## BEGIN

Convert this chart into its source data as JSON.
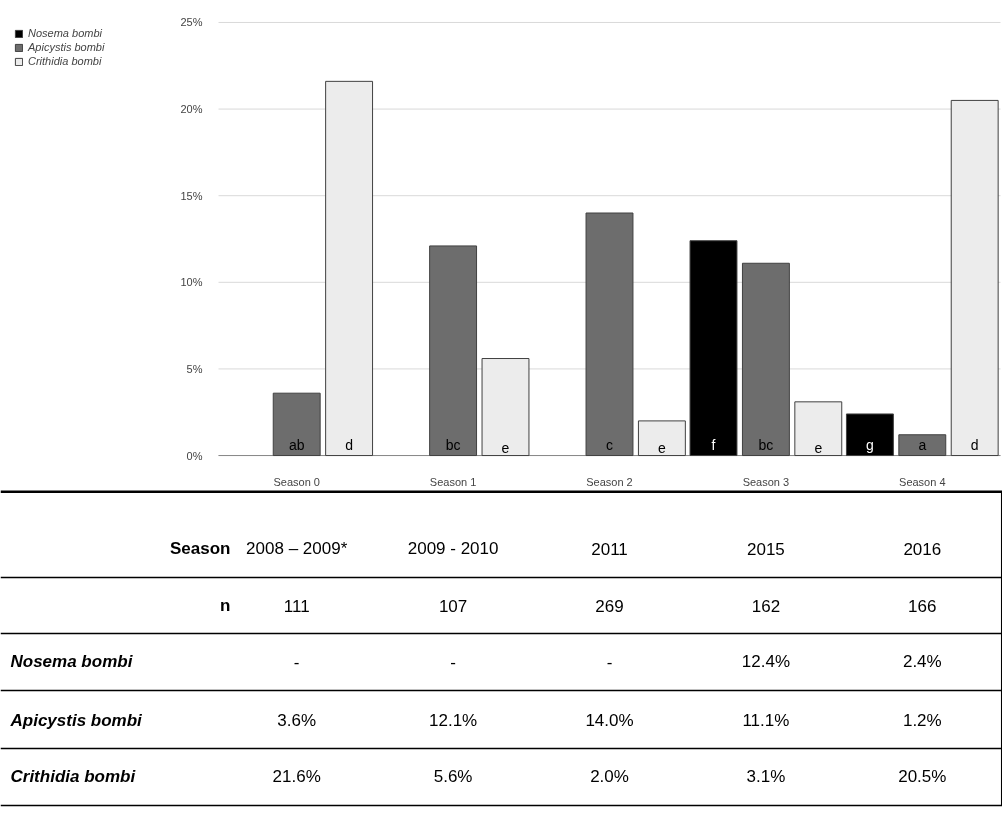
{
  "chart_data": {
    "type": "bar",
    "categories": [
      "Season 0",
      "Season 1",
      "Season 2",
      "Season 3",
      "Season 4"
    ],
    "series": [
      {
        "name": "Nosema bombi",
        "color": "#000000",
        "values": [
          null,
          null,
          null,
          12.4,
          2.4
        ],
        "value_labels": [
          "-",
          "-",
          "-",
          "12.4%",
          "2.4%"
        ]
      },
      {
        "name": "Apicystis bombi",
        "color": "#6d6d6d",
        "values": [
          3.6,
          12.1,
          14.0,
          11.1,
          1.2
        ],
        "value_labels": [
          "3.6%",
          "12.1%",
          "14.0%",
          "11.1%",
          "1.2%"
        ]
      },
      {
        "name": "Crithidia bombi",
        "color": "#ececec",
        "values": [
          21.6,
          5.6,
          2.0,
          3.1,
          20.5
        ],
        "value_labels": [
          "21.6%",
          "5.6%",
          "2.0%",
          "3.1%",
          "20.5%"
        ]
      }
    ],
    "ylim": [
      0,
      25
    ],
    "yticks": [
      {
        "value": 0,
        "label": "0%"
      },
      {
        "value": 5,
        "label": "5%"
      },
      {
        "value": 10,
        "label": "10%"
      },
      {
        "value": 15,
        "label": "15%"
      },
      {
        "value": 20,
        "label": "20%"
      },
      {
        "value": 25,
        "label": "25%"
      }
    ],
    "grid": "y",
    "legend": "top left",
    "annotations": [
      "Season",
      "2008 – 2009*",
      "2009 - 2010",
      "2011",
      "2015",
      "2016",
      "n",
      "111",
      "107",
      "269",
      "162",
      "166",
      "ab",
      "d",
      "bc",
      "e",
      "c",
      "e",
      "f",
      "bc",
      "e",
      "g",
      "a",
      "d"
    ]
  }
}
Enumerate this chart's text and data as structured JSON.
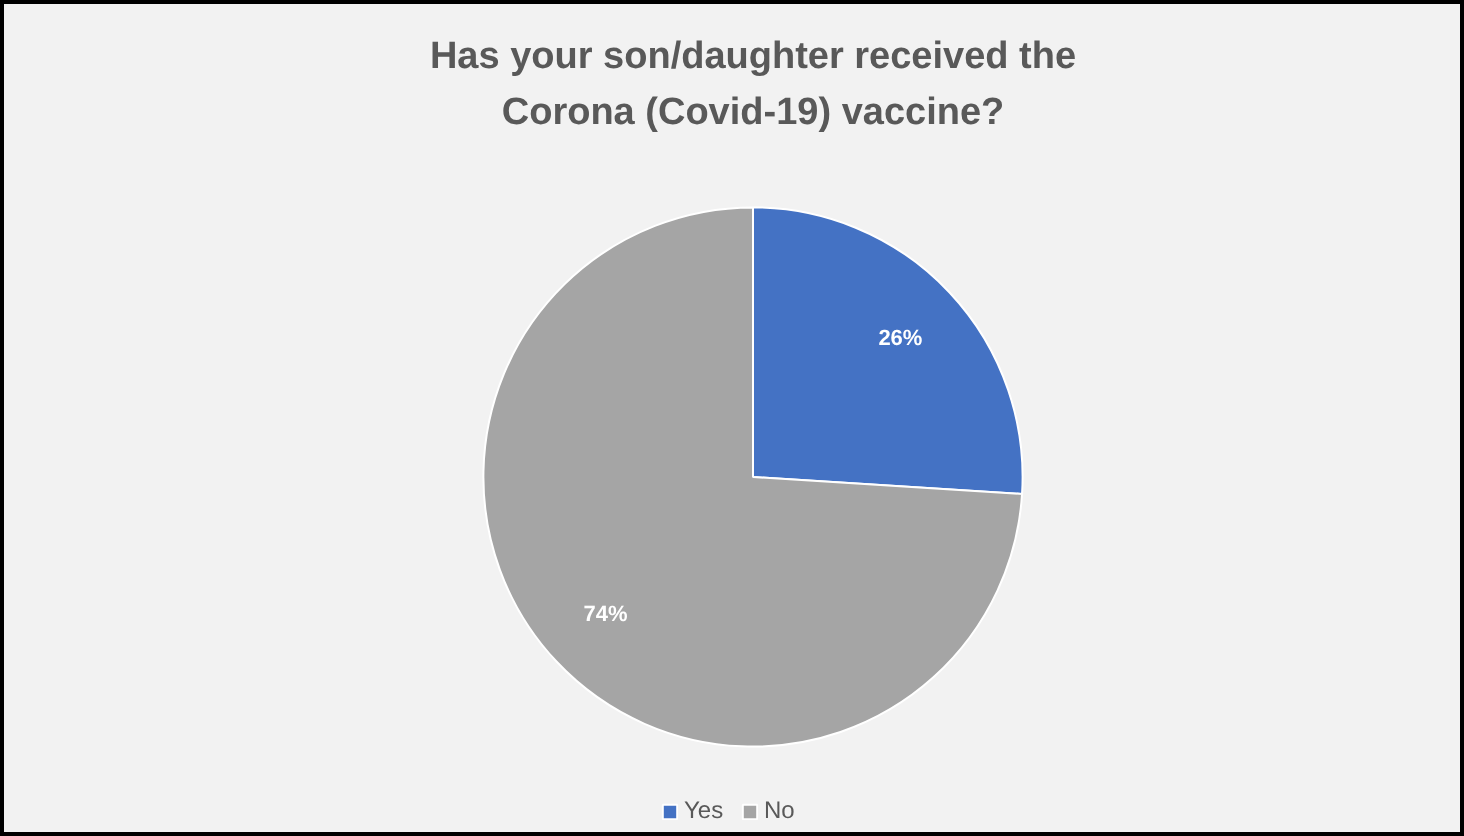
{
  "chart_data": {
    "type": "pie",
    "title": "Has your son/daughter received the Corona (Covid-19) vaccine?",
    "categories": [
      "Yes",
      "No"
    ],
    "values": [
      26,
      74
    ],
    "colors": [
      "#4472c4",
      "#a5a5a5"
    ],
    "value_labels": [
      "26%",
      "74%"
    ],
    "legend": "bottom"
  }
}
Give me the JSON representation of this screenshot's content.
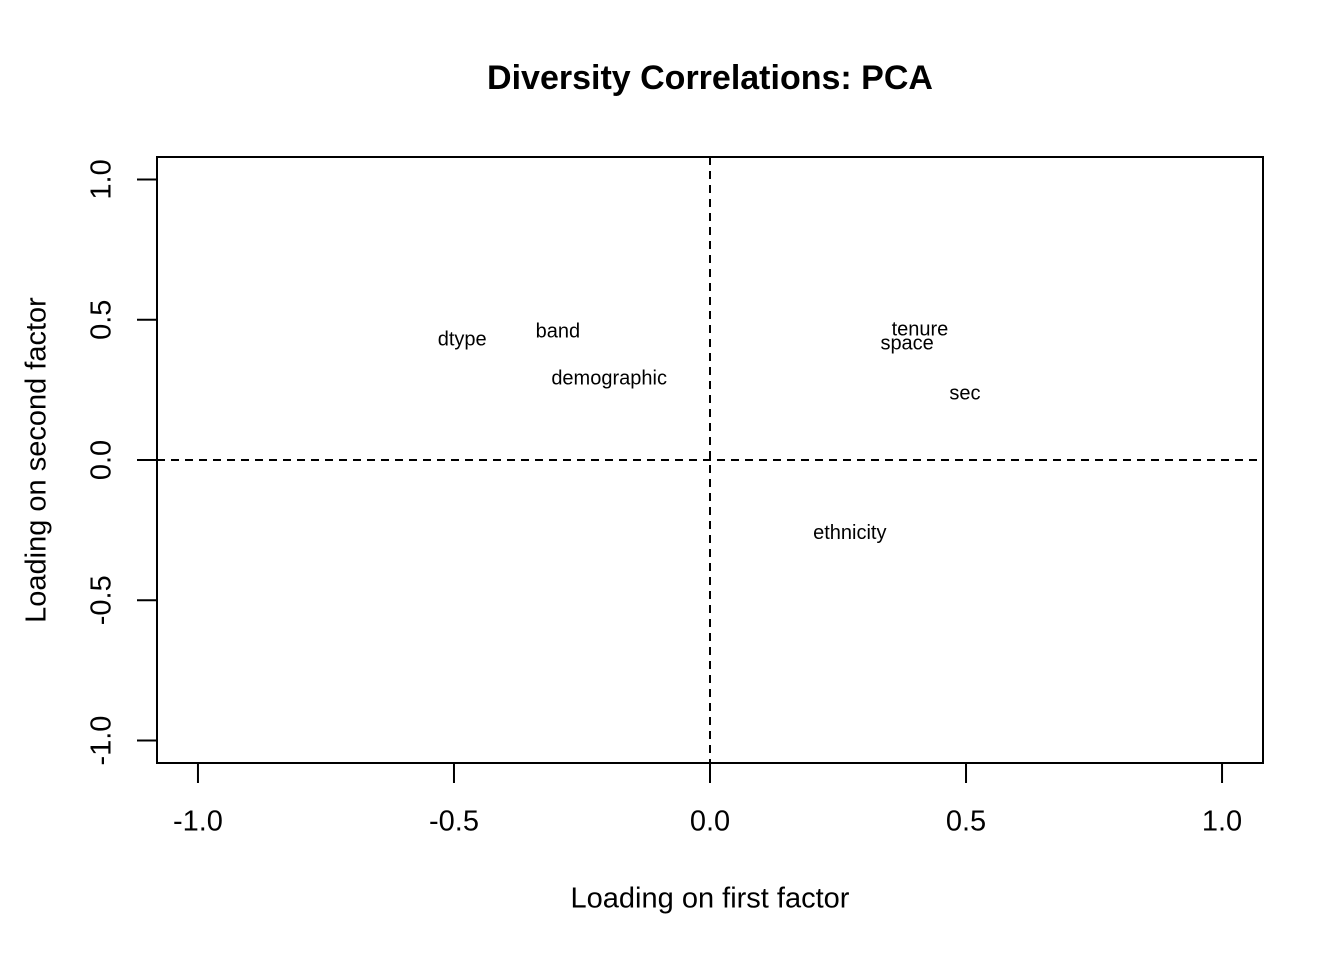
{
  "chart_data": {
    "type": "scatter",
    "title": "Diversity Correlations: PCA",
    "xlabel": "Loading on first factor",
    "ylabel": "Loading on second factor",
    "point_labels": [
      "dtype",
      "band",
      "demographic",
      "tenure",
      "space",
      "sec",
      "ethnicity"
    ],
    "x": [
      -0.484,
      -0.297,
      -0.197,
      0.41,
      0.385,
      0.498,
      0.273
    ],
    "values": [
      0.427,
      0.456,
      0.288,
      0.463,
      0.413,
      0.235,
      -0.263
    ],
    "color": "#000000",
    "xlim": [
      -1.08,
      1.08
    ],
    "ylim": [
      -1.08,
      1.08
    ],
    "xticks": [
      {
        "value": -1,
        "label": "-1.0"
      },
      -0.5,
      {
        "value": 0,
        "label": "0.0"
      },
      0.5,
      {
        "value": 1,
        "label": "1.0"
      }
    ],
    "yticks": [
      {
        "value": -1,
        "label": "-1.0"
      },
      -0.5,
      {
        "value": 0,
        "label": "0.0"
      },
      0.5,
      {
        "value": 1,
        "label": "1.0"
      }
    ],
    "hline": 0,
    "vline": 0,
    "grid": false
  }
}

## END

[Task goal] Pick out and copy every line that contains the word "name".

[Reply]
        "name": "Nosema bombi",
        "name": "Apicystis bombi",
        "name": "Crithidia bombi",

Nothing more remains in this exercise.